__GIVEN TASK__:
Extract each line holding the word "handler" from the entries.

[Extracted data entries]
>>

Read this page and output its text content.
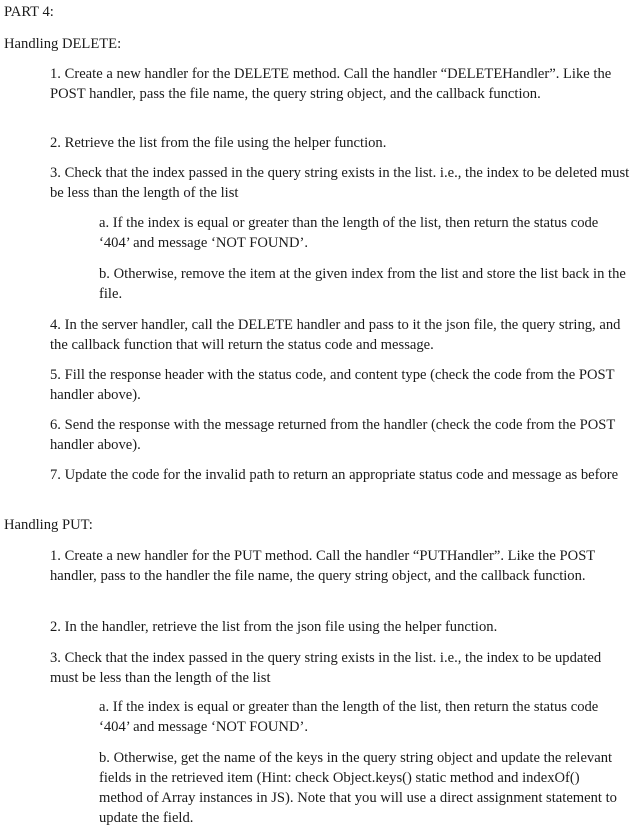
PART 4:

Handling DELETE:

1. Create a new handler for the DELETE method. Call the handler “DELETEHandler”. Like the POST handler, pass the file name, the query string object, and the callback function.

2. Retrieve the list from the file using the helper function.

3. Check that the index passed in the query string exists in the list. i.e., the index to be deleted must be less than the length of the list

a. If the index is equal or greater than the length of the list, then return the status code ‘404’ and message ‘NOT FOUND’.

b. Otherwise, remove the item at the given index from the list and store the list back in the file.

4. In the server handler, call the DELETE handler and pass to it the json file, the query string, and the callback function that will return the status code and message.

5. Fill the response header with the status code, and content type (check the code from the POST handler above).

6. Send the response with the message returned from the handler (check the code from the POST handler above).

7. Update the code for the invalid path to return an appropriate status code and message as before

Handling PUT:

1. Create a new handler for the PUT method. Call the handler “PUTHandler”. Like the POST handler, pass to the handler the file name, the query string object, and the callback function.

2. In the handler, retrieve the list from the json file using the helper function.

3. Check that the index passed in the query string exists in the list. i.e., the index to be updated must be less than the length of the list

a. If the index is equal or greater than the length of the list, then return the status code ‘404’ and message ‘NOT FOUND’.

b. Otherwise, get the name of the keys in the query string object and update the relevant fields in the retrieved item (Hint: check Object.keys() static method and indexOf() method of Array instances in JS). Note that you will use a direct assignment statement to update the field.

<<

__REPLY TO THE TASK__:
1. Create a new handler for the DELETE method. Call the handler “DELETEHandler”. Like the POST handler, pass the file name, the query string object, and the callback function.
4. In the server handler, call the DELETE handler and pass to it the json file, the query string, and the callback function that will return the status code and message.
5. Fill the response header with the status code, and content type (check the code from the POST handler above).
6. Send the response with the message returned from the handler (check the code from the POST handler above).
1. Create a new handler for the PUT method. Call the handler “PUTHandler”. Like the POST handler, pass to the handler the file name, the query string object, and the callback function.
2. In the handler, retrieve the list from the json file using the helper function.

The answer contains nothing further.